§ **PROBLEM STATEMENT**
Review the material and extract every line in which the word "arrives" occurs.

§ **SOURCE RECORDS**
— Begin —

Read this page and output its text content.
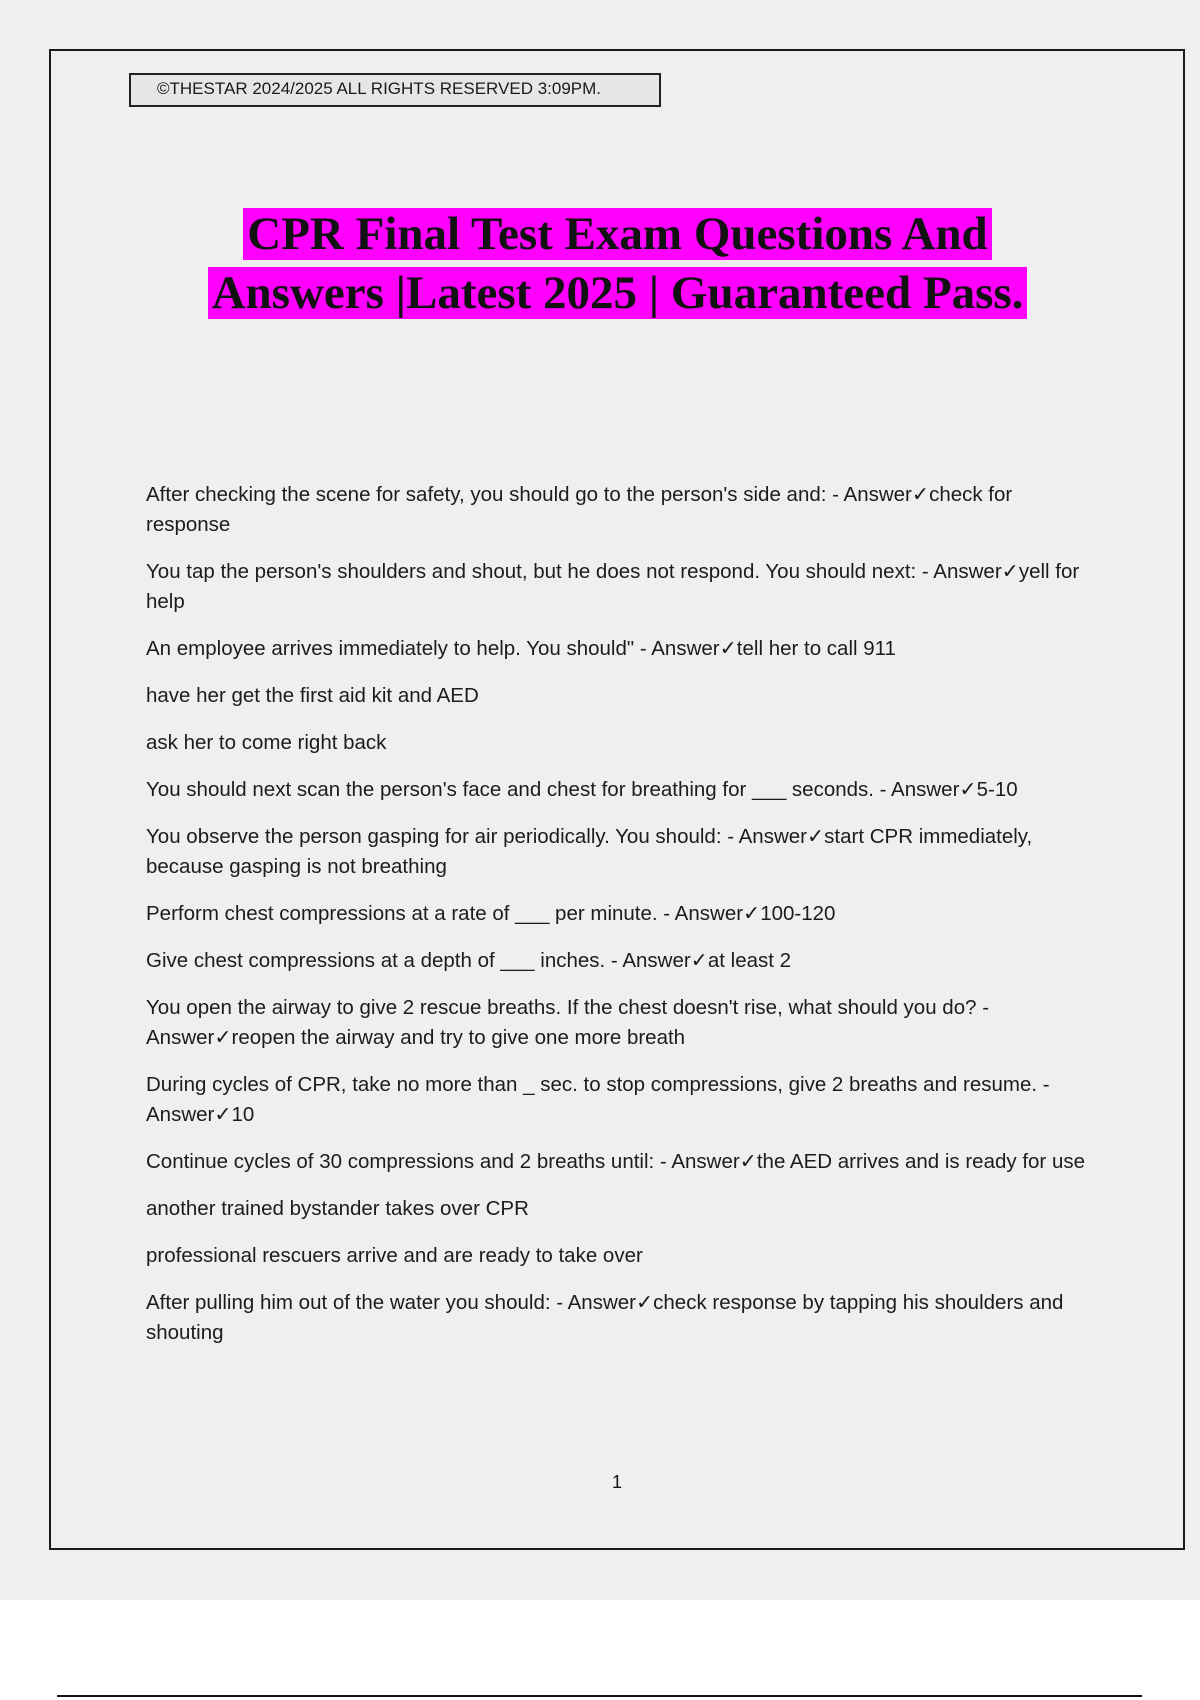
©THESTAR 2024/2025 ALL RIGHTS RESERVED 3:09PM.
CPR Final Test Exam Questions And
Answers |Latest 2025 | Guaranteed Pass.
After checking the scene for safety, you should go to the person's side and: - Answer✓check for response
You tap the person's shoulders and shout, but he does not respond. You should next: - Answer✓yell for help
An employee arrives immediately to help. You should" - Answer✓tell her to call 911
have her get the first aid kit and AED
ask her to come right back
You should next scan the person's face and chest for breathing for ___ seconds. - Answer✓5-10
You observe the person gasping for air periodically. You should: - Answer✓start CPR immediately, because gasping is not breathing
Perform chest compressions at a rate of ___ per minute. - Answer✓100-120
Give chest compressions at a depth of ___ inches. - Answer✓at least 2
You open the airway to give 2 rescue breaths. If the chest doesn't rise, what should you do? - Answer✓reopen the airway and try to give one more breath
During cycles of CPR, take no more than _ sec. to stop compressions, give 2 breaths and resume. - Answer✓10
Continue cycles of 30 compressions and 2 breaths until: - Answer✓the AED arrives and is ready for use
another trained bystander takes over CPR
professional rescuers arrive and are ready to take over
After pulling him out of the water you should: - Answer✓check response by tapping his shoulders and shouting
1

— End —
— Begin —

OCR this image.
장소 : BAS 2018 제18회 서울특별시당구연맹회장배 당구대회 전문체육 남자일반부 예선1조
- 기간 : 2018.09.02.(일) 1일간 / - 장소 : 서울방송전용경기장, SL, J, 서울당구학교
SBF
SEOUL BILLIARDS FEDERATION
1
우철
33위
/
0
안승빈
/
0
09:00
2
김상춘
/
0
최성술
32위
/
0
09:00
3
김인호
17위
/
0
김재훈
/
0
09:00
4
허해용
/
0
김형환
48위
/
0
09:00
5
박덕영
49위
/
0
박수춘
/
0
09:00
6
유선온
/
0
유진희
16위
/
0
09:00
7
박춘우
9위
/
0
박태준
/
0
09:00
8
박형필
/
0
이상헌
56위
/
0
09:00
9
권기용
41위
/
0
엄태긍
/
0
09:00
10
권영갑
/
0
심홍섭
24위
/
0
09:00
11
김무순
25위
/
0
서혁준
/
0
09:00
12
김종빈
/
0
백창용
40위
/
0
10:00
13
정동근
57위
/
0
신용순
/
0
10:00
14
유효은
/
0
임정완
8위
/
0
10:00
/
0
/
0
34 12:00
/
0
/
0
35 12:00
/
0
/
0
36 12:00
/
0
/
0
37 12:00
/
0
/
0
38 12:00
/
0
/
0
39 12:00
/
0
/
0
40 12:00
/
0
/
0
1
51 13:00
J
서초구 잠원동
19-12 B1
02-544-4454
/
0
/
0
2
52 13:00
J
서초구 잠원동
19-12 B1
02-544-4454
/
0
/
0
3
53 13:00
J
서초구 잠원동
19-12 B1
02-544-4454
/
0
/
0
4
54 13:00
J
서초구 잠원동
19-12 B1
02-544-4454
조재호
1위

— End —

§ **WRITTEN SOLUTION**
An employee arrives immediately to help. You should" - Answer✓tell her to call 911
Continue cycles of 30 compressions and 2 breaths until: - Answer✓the AED arrives and is ready for use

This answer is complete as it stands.